* [Request]
Could you show every line in the rows below that contains the string "fval", reproducing each one in full?

[Start of Data for this exercise]

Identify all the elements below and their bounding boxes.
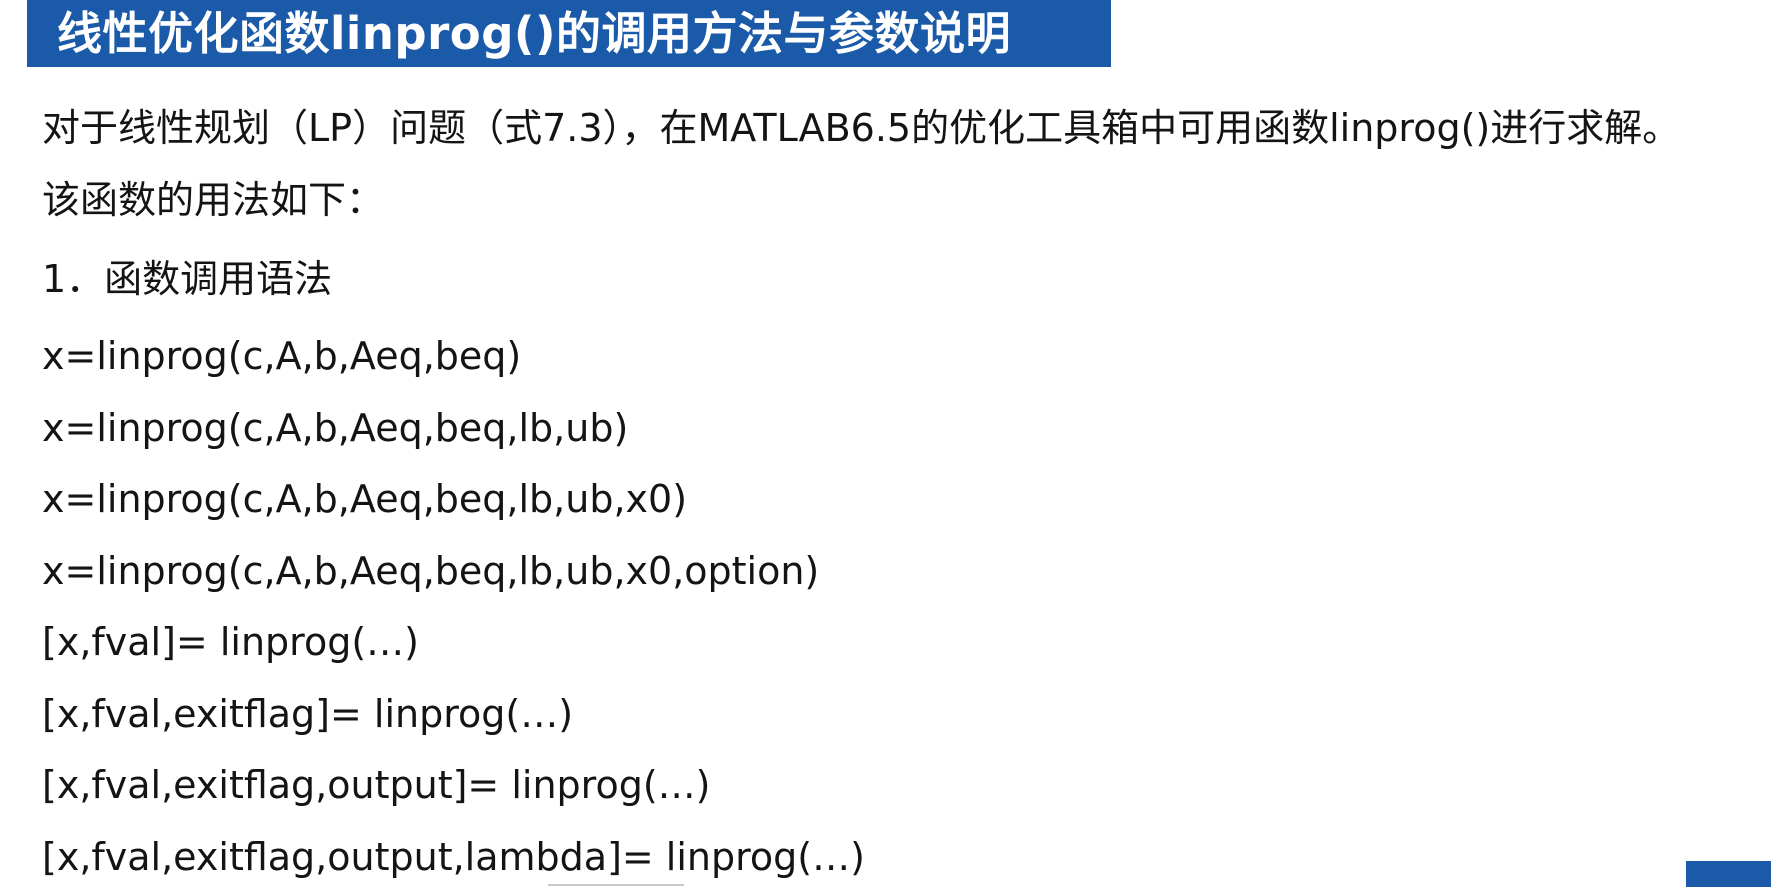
- syntax-line: x=linprog(c,A,b,Aeq,beq,lb,ub,x0): [42, 477, 688, 521]
- intro-line-1: 对于线性规划（LP）问题（式7.3），在MATLAB6.5的优化工具箱中可用函数…: [42, 106, 1681, 150]
- section-heading: 1．函数调用语法: [42, 257, 333, 301]
- intro-line-2: 该函数的用法如下：: [42, 178, 385, 222]
- page-title: 线性优化函数linprog()的调用方法与参数说明: [57, 7, 1012, 60]
- corner-decoration: [1686, 861, 1771, 887]
- intro-paragraph: 对于线性规划（LP）问题（式7.3），在MATLAB6.5的优化工具箱中可用函数…: [42, 92, 1680, 236]
- syntax-list: x=linprog(c,A,b,Aeq,beq) x=linprog(c,A,b…: [42, 321, 865, 887]
- syntax-line: [x,fval]= linprog(…): [42, 620, 419, 664]
- syntax-line: [x,fval,exitflag,output,lambda]= linprog…: [42, 834, 865, 879]
- syntax-line: [x,fval,exitflag,output]= linprog(…): [42, 763, 711, 807]
- bottom-divider: [548, 884, 684, 886]
- syntax-line: [x,fval,exitflag]= linprog(…): [42, 691, 574, 736]
- syntax-line: x=linprog(c,A,b,Aeq,beq,lb,ub,x0,option): [42, 548, 820, 593]
- title-banner: 线性优化函数linprog()的调用方法与参数说明: [27, 0, 1111, 67]
- syntax-line: x=linprog(c,A,b,Aeq,beq): [42, 334, 522, 378]
- syntax-line: x=linprog(c,A,b,Aeq,beq,lb,ub): [42, 405, 629, 450]
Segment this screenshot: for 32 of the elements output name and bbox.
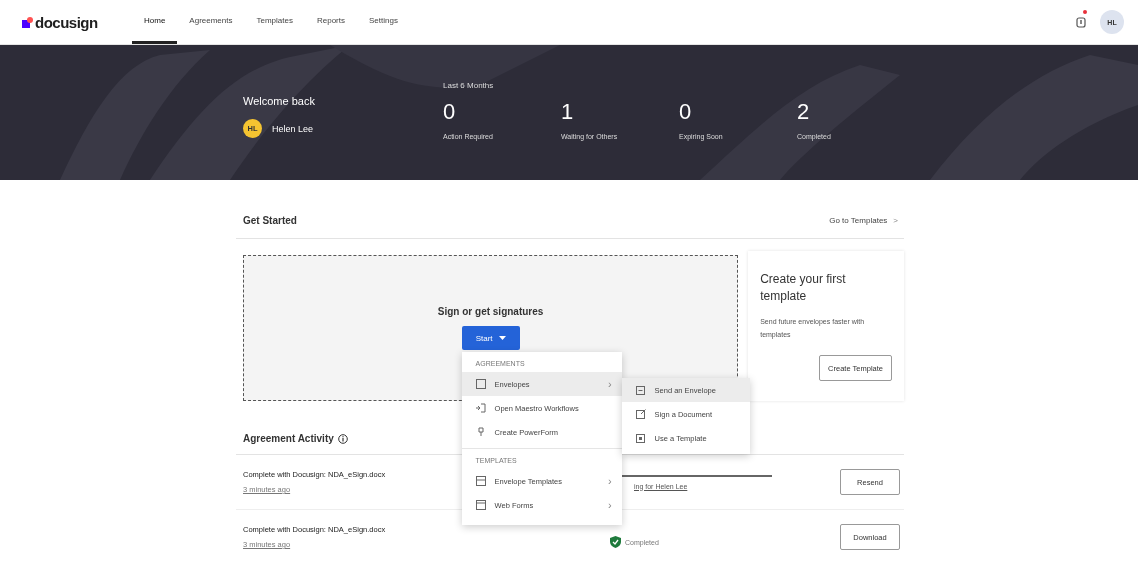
nav-tab[interactable]: Settings [356,0,410,44]
nav-tab[interactable]: Agreements [177,0,245,44]
stat-value[interactable]: 1 [561,99,679,125]
stat-value[interactable]: 0 [443,99,561,125]
nav-tab[interactable]: Templates [244,0,305,44]
stat-value[interactable]: 0 [679,99,797,125]
templates-link[interactable]: Go to Templates > [829,216,898,225]
logo-text[interactable]: docusign [35,13,98,31]
help-icon[interactable] [1076,16,1086,28]
welcome-text: Welcome back [243,95,316,107]
caret-icon [498,336,506,340]
workflow-icon [475,403,486,413]
document-icon [475,500,486,510]
document-icon [475,379,486,389]
document-icon [635,433,646,443]
period-label: Last 6 Months [443,81,495,90]
chevron-icon: › [607,378,612,390]
chevron-icon: › [607,475,612,487]
chevron-icon: › [607,499,612,511]
user-name: Helen Lee [272,123,314,134]
info-icon[interactable] [337,433,348,444]
start-button[interactable]: Start [461,326,520,350]
prompt-text: Sign or get signatures [437,306,544,317]
section-title: Agreement Activity [243,433,334,444]
nav-tab[interactable]: Reports [304,0,357,44]
section-title: Get Started [243,215,297,226]
check-shield-icon [610,536,621,548]
stat-value[interactable]: 2 [797,99,915,125]
document-icon [475,476,486,486]
card-title: Create your first template [760,271,847,305]
logo-icon [22,16,33,28]
document-icon [635,385,646,395]
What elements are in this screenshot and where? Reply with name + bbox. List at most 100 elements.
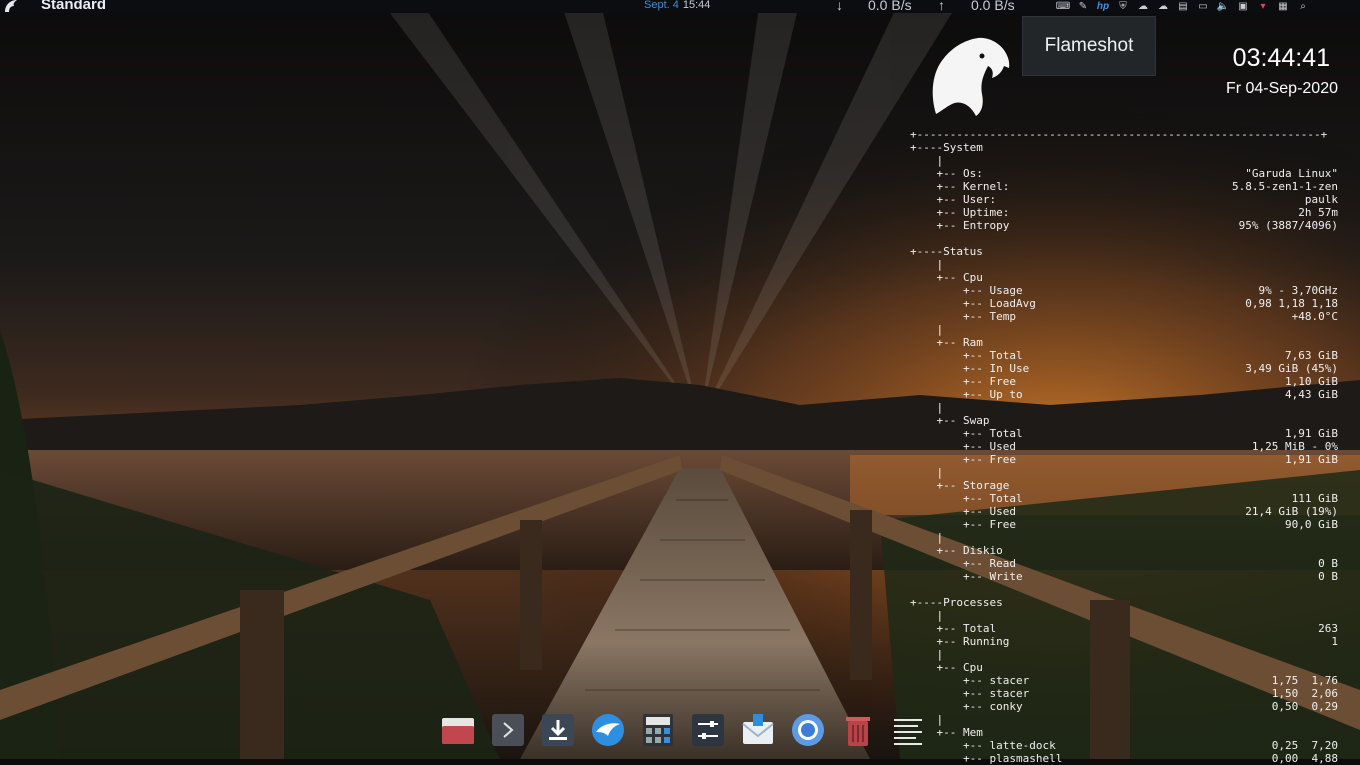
conky-value: 3,49 GiB (45%) [1245,362,1338,375]
conky-label: +-- Write [910,570,1023,583]
panel-date[interactable]: Sept. 4 15:44 [644,0,710,11]
conky-value: 5.8.5-zen1-1-zen [1232,180,1338,193]
conky-label: | [910,609,944,622]
conky-line: +-- Total 7,63 GiB [910,349,1340,362]
conky-label: | [910,323,944,336]
bird-icon [592,714,624,746]
conky-label: +-- Storage [910,479,1010,492]
conky-line: +-- Uptime: 2h 57m [910,206,1340,219]
conky-label: | [910,154,944,167]
chart-icon[interactable]: ▤ [1176,1,1190,12]
conky-line: +-- Usage 9% - 3,70GHz [910,284,1340,297]
conky-label: +----Status [910,245,983,258]
tooltip-text: Flameshot [1044,35,1134,56]
conky-label: +---------------------------------------… [910,128,1328,141]
conky-line: +-- Swap [910,414,1340,427]
conky-label: +-- Kernel: [910,180,1010,193]
search-icon[interactable]: ⌕ [1296,1,1310,12]
display-icon[interactable]: ▣ [1236,1,1250,12]
app-launcher-icon[interactable] [3,0,19,13]
conky-value: 9% - 3,70GHz [1258,284,1338,297]
activity-label[interactable]: Standard [41,0,106,12]
conky-label: +-- Diskio [910,544,1003,557]
conky-line: | [910,154,1340,167]
conky-label: +-- Os: [910,167,983,180]
conky-line: +-- Free 1,10 GiB [910,375,1340,388]
dock-downloader[interactable] [536,708,580,752]
conky-value: 0 B [1318,570,1338,583]
tooltip: Flameshot [1022,16,1156,76]
conky-value: 90,0 GiB [1285,518,1338,531]
dock-trash[interactable] [836,708,880,752]
conky-line: +----System [910,141,1340,154]
clock-date: Fr 04-Sep-2020 [1225,80,1338,97]
conky-value: 0,50 0,29 [1271,700,1338,713]
dock-settings[interactable] [686,708,730,752]
dock-bird-app[interactable] [586,708,630,752]
conky-line: +-- In Use 3,49 GiB (45%) [910,362,1340,375]
conky-label: +-- Total [910,427,1023,440]
conky-line: +-- Temp +48.0°C [910,310,1340,323]
cloud-icon[interactable]: ☁ [1136,1,1150,12]
volume-icon[interactable]: 🔈 [1216,1,1230,12]
conky-label: | [910,531,944,544]
conky-line: +-- Used 21,4 GiB (19%) [910,505,1340,518]
conky-label: +-- Free [910,375,1016,388]
trash-icon [846,717,870,746]
download-icon [542,714,574,746]
hp-icon[interactable]: hp [1096,1,1110,12]
conky-line: +-- Mem [910,726,1340,739]
dock-terminal[interactable] [486,708,530,752]
net-down-speed: 0.0 B/s [868,0,912,13]
conky-label: +-- Total [910,622,997,635]
conky-value: 4,43 GiB [1285,388,1338,401]
conky-line: | [910,609,1340,622]
conky-label: +-- stacer [910,674,1030,687]
conky-label: +-- Swap [910,414,990,427]
conky-value: paulk [1304,193,1338,206]
latte-dock [436,708,930,754]
conky-line: +-- Free 1,91 GiB [910,453,1340,466]
clipboard-icon[interactable]: ▦ [1276,1,1290,12]
battery-icon[interactable]: ▭ [1196,1,1210,12]
conky-value: 95% (3887/4096) [1238,219,1338,232]
conky-label: | [910,648,944,661]
dock-calculator[interactable] [636,708,680,752]
conky-label: +-- latte-dock [910,739,1056,752]
conky-value: 111 GiB [1291,492,1338,505]
conky-line: +----Processes [910,596,1340,609]
conky-line: | [910,531,1340,544]
conky-line: +-- Entropy 95% (3887/4096) [910,219,1340,232]
conky-value: 0,98 1,18 1,18 [1245,297,1338,310]
conky-line: +-- Up to 4,43 GiB [910,388,1340,401]
conky-value: 263 [1318,622,1338,635]
system-tray: ⌨ ✎ hp ⛨ ☁ ☁ ▤ ▭ 🔈 ▣ ▾ ▦ ⌕ [1056,0,1310,13]
conky-label: +-- Uptime: [910,206,1010,219]
conky-line [910,583,1340,596]
conky-line: | [910,648,1340,661]
conky-label: +-- Running [910,635,1010,648]
conky-line: +-- Write 0 B [910,570,1340,583]
conky-line: +-- stacer 1,50 2,06 [910,687,1340,700]
cloud-sync-icon[interactable]: ☁ [1156,1,1170,12]
notification-icon[interactable]: ▾ [1256,1,1270,12]
conky-line: +---------------------------------------… [910,128,1340,141]
conky-value: 1,50 2,06 [1271,687,1338,700]
conky-label: +-- Read [910,557,1016,570]
panel-date-text: Sept. 4 [644,0,679,11]
dock-mail[interactable] [736,708,780,752]
conky-line: +-- Running 1 [910,635,1340,648]
conky-label: +-- Cpu [910,271,983,284]
conky-line: +-- conky 0,50 0,29 [910,700,1340,713]
dock-browser[interactable] [786,708,830,752]
conky-label: +-- LoadAvg [910,297,1036,310]
shield-icon[interactable]: ⛨ [1116,1,1130,12]
dock-menu[interactable] [886,708,930,752]
conky-line: +-- Diskio [910,544,1340,557]
terminal-icon [492,714,524,746]
feather-icon[interactable]: ✎ [1076,1,1090,12]
conky-value: 0,25 7,20 [1271,739,1338,752]
dock-file-manager[interactable] [436,708,480,752]
conky-system-monitor: +---------------------------------------… [910,128,1340,765]
keyboard-icon[interactable]: ⌨ [1056,1,1070,12]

[End of Data for this exercise]

* [Solution below]
- syntax-line: [x,fval]= linprog(…): [42, 620, 419, 664]
- syntax-line: [x,fval,exitflag,output,lambda]= linprog…: [42, 834, 865, 879]
- syntax-line: [x,fval,exitflag,output]= linprog(…): [42, 763, 711, 807]
- syntax-line: [x,fval,exitflag]= linprog(…): [42, 691, 574, 736]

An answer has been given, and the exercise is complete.